Print every record below exactly as written.

▶ RECORDS SHOWN:
□ □ □

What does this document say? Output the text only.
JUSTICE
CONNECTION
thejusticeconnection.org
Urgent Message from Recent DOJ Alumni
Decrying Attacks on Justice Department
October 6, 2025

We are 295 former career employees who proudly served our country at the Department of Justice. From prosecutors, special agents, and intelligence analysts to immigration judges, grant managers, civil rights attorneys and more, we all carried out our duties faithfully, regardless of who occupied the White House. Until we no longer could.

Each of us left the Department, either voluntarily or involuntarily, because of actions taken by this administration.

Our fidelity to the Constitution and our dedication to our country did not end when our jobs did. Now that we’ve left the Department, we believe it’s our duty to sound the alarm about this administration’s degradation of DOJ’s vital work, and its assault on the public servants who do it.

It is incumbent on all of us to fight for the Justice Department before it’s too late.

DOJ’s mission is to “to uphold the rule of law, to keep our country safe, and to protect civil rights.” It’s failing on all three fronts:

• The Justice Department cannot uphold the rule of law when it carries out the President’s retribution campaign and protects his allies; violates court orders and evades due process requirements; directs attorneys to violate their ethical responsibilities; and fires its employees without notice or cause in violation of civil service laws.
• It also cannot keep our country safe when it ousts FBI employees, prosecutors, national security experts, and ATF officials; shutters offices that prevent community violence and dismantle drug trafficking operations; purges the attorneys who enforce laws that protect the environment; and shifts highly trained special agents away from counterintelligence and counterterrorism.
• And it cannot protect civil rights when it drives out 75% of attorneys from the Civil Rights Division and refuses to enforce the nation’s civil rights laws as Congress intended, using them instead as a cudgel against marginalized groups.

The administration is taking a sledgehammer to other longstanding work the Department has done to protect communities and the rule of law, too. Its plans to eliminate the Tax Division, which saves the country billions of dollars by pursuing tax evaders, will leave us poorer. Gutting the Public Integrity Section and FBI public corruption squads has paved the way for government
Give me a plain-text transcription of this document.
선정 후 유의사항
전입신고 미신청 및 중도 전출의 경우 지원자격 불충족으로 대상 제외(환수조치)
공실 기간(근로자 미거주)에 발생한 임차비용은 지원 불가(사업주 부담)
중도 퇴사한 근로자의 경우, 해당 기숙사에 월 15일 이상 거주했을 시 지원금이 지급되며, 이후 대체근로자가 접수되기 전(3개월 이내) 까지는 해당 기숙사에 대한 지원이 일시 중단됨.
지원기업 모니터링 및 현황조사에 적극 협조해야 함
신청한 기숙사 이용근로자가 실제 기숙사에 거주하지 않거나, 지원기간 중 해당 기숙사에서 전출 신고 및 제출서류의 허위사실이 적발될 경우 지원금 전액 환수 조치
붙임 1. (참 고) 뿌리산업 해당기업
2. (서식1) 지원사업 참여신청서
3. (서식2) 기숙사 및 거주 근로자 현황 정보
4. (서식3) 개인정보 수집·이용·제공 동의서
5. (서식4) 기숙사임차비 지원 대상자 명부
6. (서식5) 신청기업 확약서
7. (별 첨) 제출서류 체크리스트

□ □ □

▶ FINAL RESULT:
What does this document say? Output the text only.
JUSTICE
CONNECTION
thejusticeconnection.org
Urgent Message from Recent DOJ Alumni
Decrying Attacks on Justice Department
October 6, 2025

We are 295 former career employees who proudly served our country at the Department of Justice. From prosecutors, special agents, and intelligence analysts to immigration judges, grant managers, civil rights attorneys and more, we all carried out our duties faithfully, regardless of who occupied the White House. Until we no longer could.

Each of us left the Department, either voluntarily or involuntarily, because of actions taken by this administration.

Our fidelity to the Constitution and our dedication to our country did not end when our jobs did. Now that we’ve left the Department, we believe it’s our duty to sound the alarm about this administration’s degradation of DOJ’s vital work, and its assault on the public servants who do it.

It is incumbent on all of us to fight for the Justice Department before it’s too late.

DOJ’s mission is to “to uphold the rule of law, to keep our country safe, and to protect civil rights.” It’s failing on all three fronts:

• The Justice Department cannot uphold the rule of law when it carries out the President’s retribution campaign and protects his allies; violates court orders and evades due process requirements; directs attorneys to violate their ethical responsibilities; and fires its employees without notice or cause in violation of civil service laws.
• It also cannot keep our country safe when it ousts FBI employees, prosecutors, national security experts, and ATF officials; shutters offices that prevent community violence and dismantle drug trafficking operations; purges the attorneys who enforce laws that protect the environment; and shifts highly trained special agents away from counterintelligence and counterterrorism.
• And it cannot protect civil rights when it drives out 75% of attorneys from the Civil Rights Division and refuses to enforce the nation’s civil rights laws as Congress intended, using them instead as a cudgel against marginalized groups.

The administration is taking a sledgehammer to other longstanding work the Department has done to protect communities and the rule of law, too. Its plans to eliminate the Tax Division, which saves the country billions of dollars by pursuing tax evaders, will leave us poorer. Gutting the Public Integrity Section and FBI public corruption squads has paved the way for government
Give me a plain-text transcription of this document.
선정 후 유의사항
전입신고 미신청 및 중도 전출의 경우 지원자격 불충족으로 대상 제외(환수조치)
공실 기간(근로자 미거주)에 발생한 임차비용은 지원 불가(사업주 부담)
중도 퇴사한 근로자의 경우, 해당 기숙사에 월 15일 이상 거주했을 시 지원금이 지급되며, 이후 대체근로자가 접수되기 전(3개월 이내) 까지는 해당 기숙사에 대한 지원이 일시 중단됨.
지원기업 모니터링 및 현황조사에 적극 협조해야 함
신청한 기숙사 이용근로자가 실제 기숙사에 거주하지 않거나, 지원기간 중 해당 기숙사에서 전출 신고 및 제출서류의 허위사실이 적발될 경우 지원금 전액 환수 조치
붙임 1. (참 고) 뿌리산업 해당기업
2. (서식1) 지원사업 참여신청서
3. (서식2) 기숙사 및 거주 근로자 현황 정보
4. (서식3) 개인정보 수집·이용·제공 동의서
5. (서식4) 기숙사임차비 지원 대상자 명부
6. (서식5) 신청기업 확약서
7. (별 첨) 제출서류 체크리스트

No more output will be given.